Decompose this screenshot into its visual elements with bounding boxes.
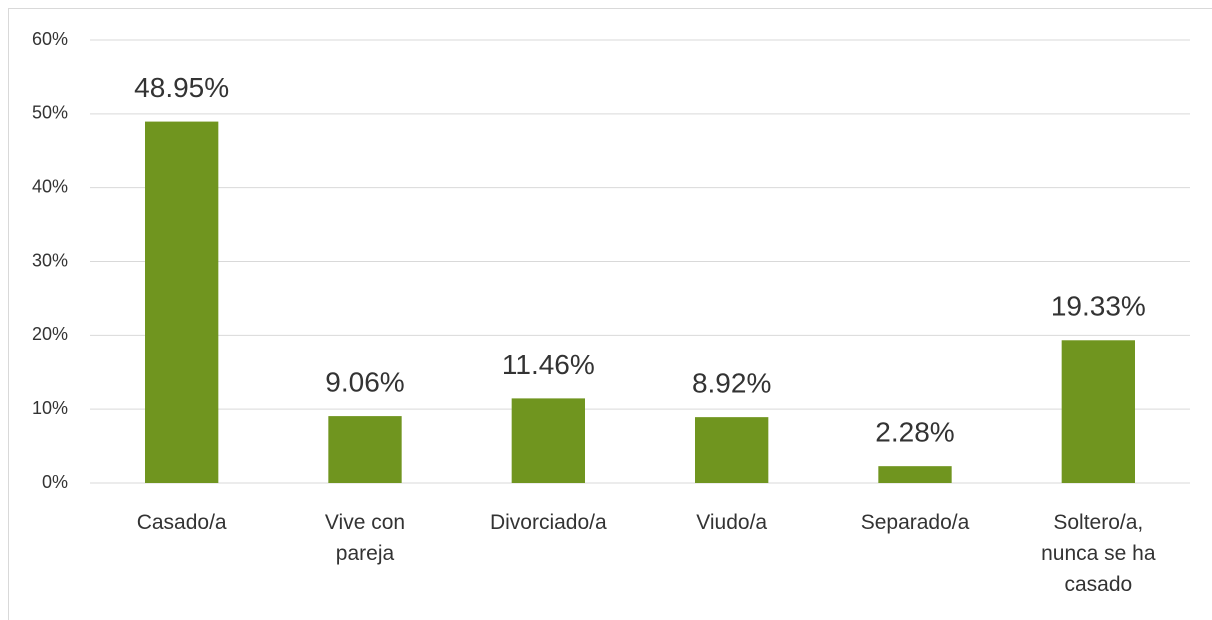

####

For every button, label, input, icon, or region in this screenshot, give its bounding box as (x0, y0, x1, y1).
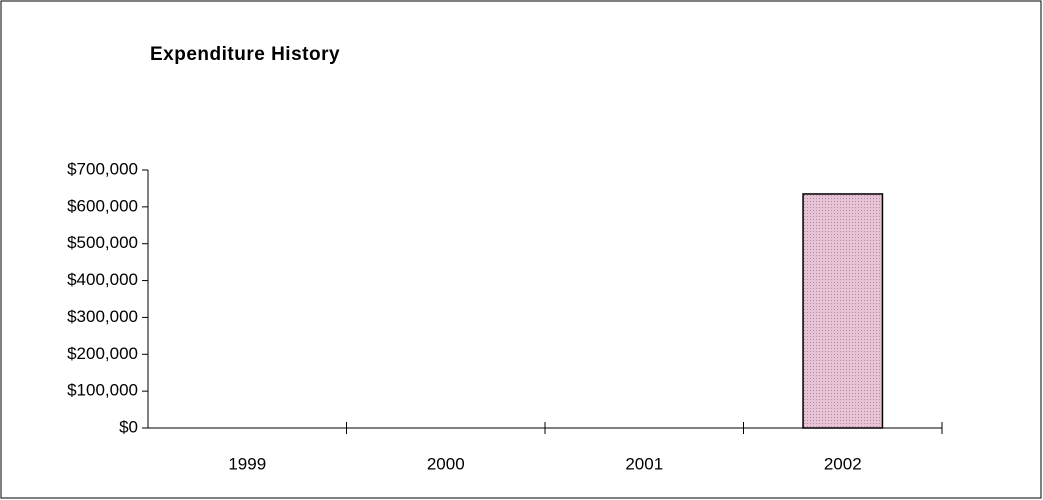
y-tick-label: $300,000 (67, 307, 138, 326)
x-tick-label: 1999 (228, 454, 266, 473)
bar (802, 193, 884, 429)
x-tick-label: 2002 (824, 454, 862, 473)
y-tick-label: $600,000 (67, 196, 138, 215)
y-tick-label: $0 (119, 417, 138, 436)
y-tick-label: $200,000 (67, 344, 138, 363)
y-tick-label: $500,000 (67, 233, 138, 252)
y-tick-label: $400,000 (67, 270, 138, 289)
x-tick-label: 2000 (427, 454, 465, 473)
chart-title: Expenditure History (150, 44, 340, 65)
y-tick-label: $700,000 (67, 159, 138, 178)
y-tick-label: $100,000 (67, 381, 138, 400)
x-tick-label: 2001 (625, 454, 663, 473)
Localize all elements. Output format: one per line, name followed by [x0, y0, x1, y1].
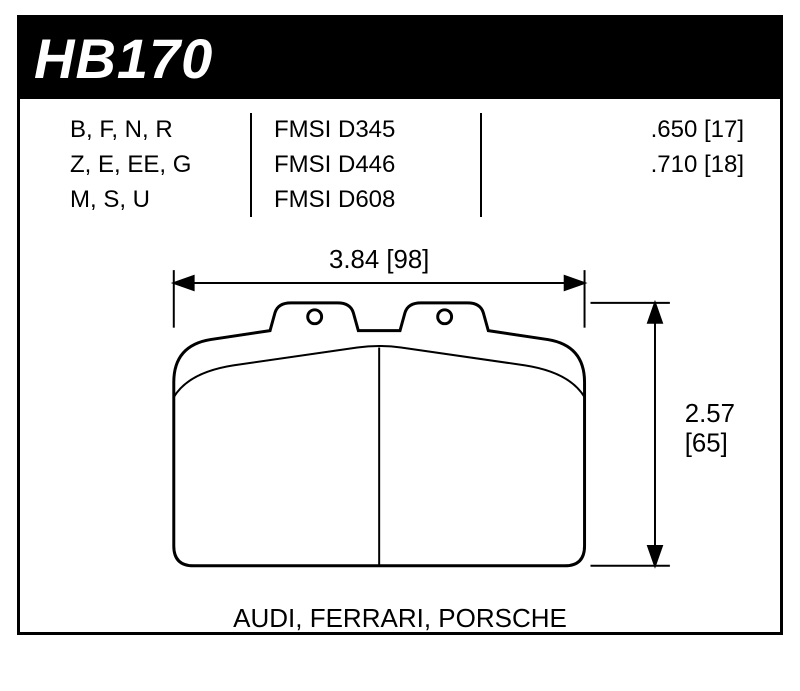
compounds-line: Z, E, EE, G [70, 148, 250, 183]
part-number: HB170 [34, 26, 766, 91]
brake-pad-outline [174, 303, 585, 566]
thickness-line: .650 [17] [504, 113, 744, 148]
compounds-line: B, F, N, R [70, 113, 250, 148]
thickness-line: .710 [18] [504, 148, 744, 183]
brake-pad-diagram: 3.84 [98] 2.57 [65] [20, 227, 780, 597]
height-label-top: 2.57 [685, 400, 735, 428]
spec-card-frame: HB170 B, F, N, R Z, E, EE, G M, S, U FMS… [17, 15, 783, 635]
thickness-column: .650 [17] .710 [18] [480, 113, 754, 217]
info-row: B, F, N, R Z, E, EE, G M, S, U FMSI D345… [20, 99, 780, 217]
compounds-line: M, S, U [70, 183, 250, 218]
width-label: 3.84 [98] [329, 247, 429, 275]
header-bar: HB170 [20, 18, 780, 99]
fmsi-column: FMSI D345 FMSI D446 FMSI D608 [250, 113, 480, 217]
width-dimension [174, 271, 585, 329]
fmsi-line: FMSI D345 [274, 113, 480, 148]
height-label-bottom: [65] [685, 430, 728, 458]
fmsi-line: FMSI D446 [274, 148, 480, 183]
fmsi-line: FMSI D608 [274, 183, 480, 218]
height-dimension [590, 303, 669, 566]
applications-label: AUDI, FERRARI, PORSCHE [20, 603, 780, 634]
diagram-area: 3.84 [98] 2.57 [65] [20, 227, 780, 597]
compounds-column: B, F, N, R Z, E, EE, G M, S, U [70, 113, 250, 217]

####

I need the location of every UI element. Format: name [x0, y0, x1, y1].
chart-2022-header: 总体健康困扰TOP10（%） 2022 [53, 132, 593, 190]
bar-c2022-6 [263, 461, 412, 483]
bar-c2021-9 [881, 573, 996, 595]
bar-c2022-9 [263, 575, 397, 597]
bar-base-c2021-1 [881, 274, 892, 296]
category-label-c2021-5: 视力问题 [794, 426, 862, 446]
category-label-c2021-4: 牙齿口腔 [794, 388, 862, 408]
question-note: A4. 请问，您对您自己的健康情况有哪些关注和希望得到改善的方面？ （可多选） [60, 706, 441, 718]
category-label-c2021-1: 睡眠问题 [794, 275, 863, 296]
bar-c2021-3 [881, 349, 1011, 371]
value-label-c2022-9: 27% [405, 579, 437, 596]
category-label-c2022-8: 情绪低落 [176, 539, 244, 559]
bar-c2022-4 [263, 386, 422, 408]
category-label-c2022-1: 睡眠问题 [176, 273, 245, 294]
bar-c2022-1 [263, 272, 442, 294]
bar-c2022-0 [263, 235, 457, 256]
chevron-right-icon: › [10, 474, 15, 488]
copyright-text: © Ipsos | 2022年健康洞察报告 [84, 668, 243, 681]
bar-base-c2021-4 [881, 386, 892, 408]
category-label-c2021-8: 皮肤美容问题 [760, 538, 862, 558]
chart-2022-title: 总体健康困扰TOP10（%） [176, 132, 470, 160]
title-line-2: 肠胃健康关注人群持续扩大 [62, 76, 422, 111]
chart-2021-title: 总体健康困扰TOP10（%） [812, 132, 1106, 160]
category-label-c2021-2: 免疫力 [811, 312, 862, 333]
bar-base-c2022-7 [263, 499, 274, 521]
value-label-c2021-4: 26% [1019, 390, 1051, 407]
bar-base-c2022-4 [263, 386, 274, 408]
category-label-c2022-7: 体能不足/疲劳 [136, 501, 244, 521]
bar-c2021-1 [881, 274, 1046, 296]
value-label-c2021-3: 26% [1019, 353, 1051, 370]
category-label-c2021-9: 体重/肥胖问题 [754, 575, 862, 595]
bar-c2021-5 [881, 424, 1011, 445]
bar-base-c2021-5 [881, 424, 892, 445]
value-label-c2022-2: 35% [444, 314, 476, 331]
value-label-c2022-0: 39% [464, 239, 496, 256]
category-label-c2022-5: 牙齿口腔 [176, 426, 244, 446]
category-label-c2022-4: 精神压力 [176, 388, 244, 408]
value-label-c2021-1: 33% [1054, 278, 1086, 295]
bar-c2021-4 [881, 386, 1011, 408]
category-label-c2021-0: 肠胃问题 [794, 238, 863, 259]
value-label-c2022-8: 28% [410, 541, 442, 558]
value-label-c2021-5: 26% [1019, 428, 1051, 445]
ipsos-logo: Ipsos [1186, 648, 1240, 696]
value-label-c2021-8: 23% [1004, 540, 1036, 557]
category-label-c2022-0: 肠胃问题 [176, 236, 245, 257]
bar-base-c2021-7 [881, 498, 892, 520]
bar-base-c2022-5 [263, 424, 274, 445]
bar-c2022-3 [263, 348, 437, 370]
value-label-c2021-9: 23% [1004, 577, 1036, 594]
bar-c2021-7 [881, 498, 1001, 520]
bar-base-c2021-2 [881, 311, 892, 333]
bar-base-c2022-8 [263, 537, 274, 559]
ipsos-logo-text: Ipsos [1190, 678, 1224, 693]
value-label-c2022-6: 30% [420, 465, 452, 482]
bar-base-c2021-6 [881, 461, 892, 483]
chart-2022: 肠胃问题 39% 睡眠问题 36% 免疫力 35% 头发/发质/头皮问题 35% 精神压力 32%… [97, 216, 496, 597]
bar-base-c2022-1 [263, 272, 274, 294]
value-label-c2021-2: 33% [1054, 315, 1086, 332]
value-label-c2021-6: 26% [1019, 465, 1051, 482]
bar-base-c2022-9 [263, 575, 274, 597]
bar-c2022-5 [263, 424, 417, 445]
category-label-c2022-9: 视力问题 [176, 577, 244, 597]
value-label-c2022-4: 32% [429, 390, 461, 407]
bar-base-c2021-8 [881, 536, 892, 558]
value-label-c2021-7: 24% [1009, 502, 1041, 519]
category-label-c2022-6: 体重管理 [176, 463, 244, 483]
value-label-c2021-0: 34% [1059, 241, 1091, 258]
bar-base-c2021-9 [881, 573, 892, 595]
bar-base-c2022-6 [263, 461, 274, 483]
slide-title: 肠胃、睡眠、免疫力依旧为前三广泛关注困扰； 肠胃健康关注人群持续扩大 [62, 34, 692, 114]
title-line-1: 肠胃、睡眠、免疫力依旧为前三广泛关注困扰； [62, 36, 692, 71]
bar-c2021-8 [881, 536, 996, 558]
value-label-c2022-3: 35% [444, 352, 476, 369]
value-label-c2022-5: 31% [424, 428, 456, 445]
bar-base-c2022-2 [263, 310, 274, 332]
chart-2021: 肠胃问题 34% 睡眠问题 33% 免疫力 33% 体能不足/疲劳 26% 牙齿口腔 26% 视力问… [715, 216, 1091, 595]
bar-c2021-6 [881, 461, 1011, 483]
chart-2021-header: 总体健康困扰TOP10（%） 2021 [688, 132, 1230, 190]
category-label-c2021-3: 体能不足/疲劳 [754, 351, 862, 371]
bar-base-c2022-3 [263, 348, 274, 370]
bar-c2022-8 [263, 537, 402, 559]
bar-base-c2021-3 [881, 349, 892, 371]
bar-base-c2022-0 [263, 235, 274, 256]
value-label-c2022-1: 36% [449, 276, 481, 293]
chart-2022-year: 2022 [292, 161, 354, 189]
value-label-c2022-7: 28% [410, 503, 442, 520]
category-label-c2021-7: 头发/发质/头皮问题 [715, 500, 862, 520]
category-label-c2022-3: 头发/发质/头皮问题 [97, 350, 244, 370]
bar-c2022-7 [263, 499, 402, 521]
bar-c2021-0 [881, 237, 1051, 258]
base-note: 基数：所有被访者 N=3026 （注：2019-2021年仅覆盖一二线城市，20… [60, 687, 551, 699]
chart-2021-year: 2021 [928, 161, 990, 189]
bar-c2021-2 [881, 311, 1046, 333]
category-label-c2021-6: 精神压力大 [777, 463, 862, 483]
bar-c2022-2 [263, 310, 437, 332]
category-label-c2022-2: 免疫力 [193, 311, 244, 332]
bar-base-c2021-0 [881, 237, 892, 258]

####

TASK TO CARRY OUT ▸ Can you reproduce the lines that start at the one containing "Localize all elements." and end after the one containing "thickness-line: .710 [18]", with every "compounds-line" changed to "compound-row", everything else unchanged, and the pictures left out?

EXERCISE OUTPUT ▸
Localize all elements. Output format: one per line, name followed by [x0, y0, x1, y1].
compound-row: Z, E, EE, G [70, 148, 250, 183]
part-number: HB170 [34, 26, 766, 91]
brake-pad-outline [174, 303, 585, 566]
thickness-line: .650 [17] [504, 113, 744, 148]
compound-row: B, F, N, R [70, 113, 250, 148]
thickness-line: .710 [18] [504, 148, 744, 183]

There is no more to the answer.